Wherever "Special" appears in a line, list that line.
-- BEGIN --
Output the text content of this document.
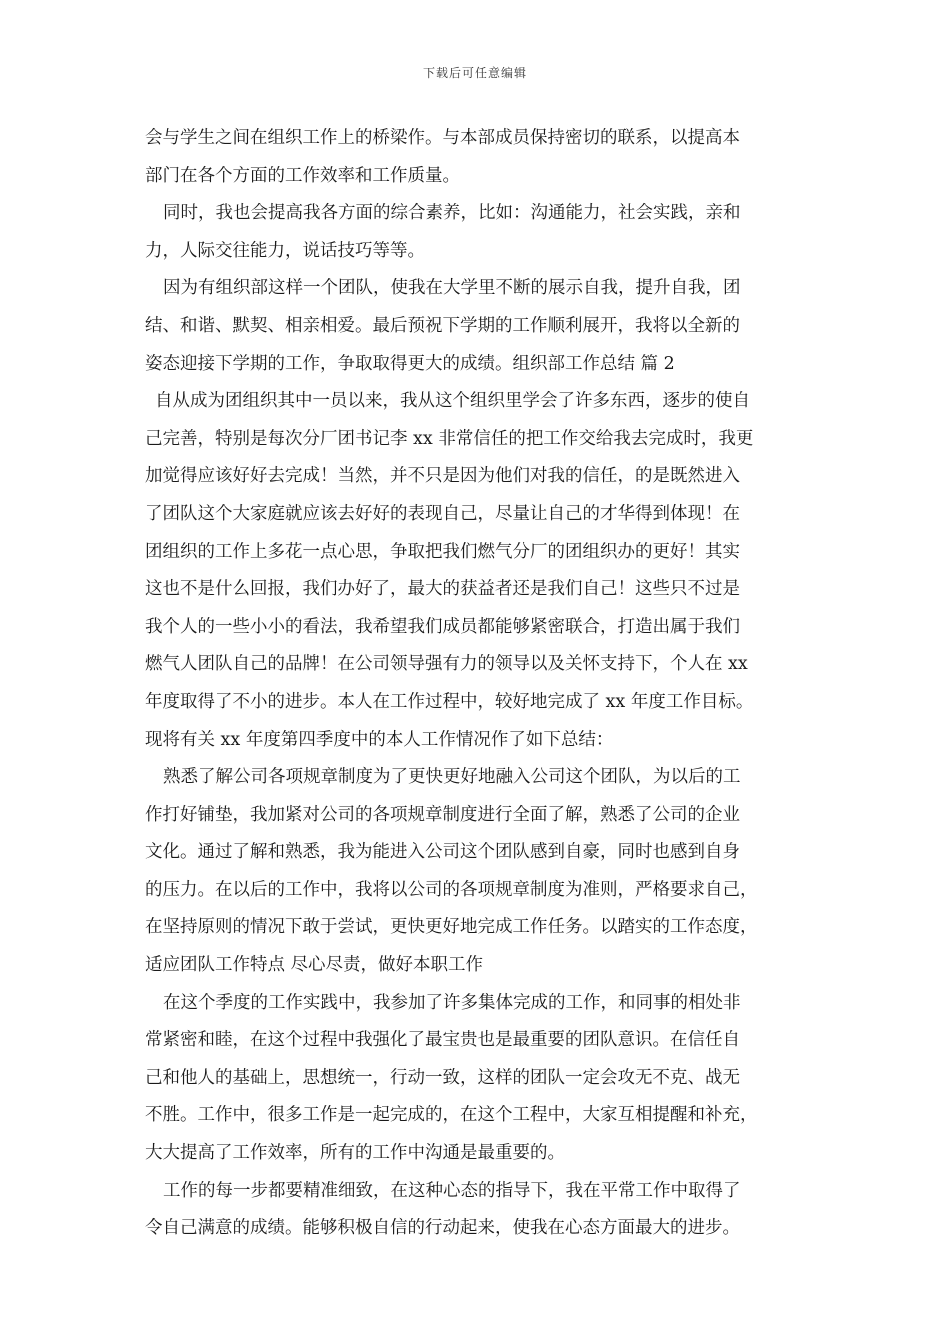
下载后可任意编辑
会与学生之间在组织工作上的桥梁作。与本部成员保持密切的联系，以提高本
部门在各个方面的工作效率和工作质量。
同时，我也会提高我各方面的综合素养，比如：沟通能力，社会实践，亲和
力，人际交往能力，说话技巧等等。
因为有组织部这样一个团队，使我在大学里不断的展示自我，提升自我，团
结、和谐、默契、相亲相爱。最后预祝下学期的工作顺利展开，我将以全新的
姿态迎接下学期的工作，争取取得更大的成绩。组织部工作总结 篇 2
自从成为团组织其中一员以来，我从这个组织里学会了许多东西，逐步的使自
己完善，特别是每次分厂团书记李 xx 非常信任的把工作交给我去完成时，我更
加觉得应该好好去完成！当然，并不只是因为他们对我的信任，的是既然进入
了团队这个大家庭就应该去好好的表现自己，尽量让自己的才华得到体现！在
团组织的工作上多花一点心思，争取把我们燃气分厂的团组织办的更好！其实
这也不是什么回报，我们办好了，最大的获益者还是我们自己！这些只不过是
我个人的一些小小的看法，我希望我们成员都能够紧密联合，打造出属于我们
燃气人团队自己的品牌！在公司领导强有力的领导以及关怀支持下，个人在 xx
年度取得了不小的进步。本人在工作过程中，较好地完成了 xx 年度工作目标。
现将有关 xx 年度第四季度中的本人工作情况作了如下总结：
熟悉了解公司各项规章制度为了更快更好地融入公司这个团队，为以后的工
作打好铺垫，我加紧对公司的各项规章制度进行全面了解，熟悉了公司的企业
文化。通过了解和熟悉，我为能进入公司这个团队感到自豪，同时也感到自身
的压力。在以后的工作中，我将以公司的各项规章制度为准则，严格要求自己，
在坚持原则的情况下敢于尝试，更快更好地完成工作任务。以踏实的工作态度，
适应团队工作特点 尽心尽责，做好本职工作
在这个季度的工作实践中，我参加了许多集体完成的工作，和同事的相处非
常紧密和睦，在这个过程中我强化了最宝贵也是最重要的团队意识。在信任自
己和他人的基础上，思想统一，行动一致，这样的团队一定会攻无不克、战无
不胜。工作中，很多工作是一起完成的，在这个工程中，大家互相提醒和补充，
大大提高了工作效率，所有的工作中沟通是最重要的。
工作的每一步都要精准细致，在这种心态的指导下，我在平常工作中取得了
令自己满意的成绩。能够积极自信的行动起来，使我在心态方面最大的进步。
-- END --
-- BEGIN --
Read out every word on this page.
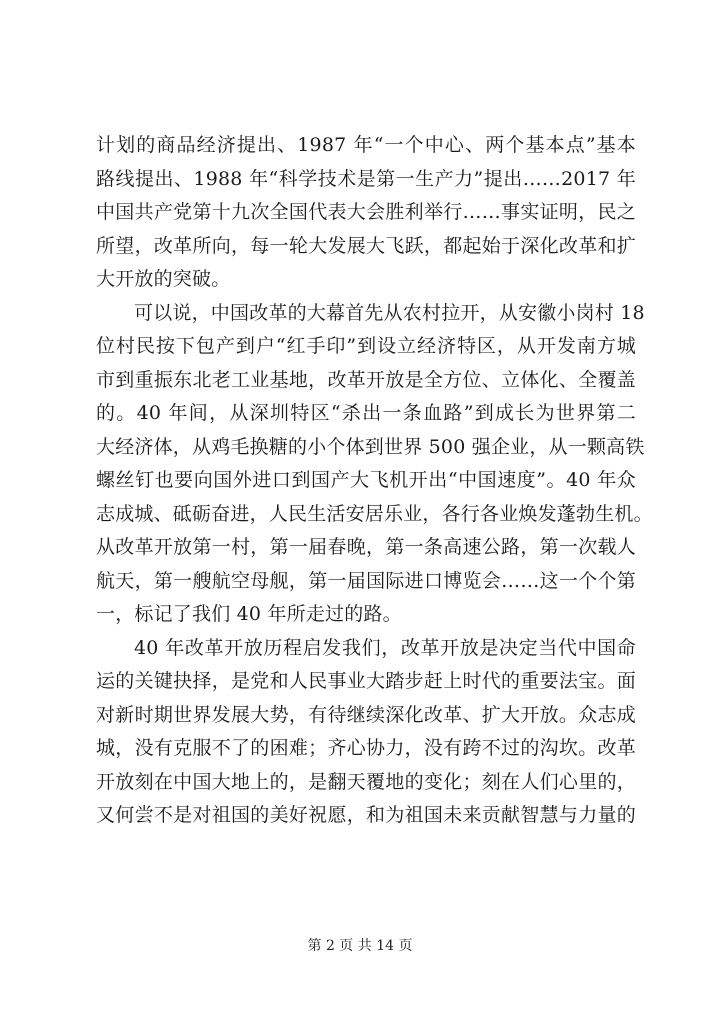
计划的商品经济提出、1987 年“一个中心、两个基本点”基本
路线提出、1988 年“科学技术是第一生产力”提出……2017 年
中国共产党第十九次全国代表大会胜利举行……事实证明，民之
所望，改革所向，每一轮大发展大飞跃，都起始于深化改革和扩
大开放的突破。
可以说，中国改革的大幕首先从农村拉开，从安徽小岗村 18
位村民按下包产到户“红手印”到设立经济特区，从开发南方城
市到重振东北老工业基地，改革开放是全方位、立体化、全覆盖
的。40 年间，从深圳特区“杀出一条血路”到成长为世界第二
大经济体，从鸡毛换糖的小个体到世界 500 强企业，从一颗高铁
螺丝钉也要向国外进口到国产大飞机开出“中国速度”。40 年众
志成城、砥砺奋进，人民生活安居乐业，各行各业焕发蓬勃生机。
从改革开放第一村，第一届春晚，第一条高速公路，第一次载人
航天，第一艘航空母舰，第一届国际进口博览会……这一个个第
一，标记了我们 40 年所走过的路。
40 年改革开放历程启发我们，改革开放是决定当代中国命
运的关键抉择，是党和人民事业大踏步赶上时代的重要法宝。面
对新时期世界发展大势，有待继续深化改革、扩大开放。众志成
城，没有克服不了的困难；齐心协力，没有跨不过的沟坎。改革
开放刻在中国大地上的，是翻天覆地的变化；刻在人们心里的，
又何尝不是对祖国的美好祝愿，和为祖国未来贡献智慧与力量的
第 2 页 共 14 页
-- END --
-- BEGIN --
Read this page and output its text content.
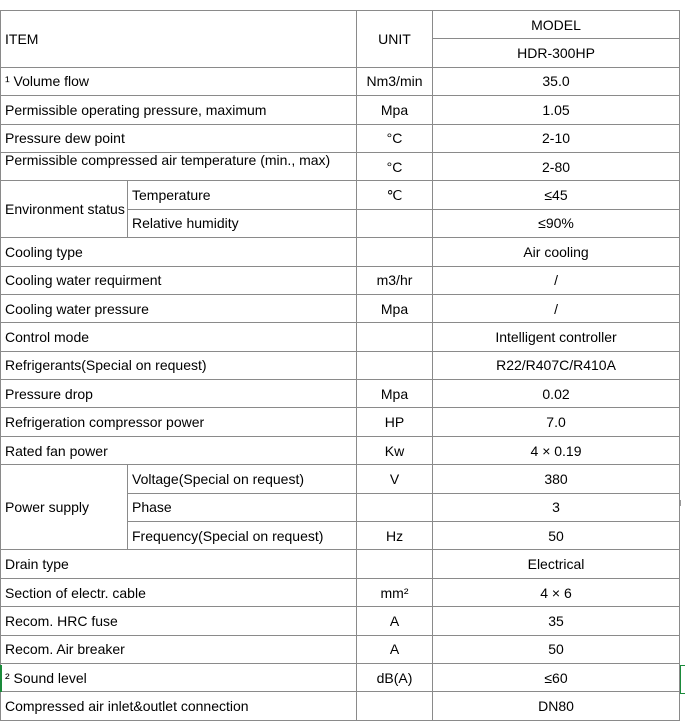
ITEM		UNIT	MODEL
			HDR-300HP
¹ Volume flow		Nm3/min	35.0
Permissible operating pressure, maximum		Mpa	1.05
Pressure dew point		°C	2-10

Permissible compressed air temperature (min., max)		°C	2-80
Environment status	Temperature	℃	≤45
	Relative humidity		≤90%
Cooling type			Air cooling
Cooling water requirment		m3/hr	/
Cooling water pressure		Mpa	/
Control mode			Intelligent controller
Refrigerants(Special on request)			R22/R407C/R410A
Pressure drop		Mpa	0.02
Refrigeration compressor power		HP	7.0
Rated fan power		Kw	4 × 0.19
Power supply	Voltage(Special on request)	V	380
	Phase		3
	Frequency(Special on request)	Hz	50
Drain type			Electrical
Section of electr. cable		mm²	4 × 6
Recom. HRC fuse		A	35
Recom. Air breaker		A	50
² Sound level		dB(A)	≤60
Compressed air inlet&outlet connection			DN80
-- END --
* Solution for this task *
Refrigerants(Special on request)			R22/R407C/R410A
Power supply	Voltage(Special on request)	V	380
	Frequency(Special on request)	Hz	50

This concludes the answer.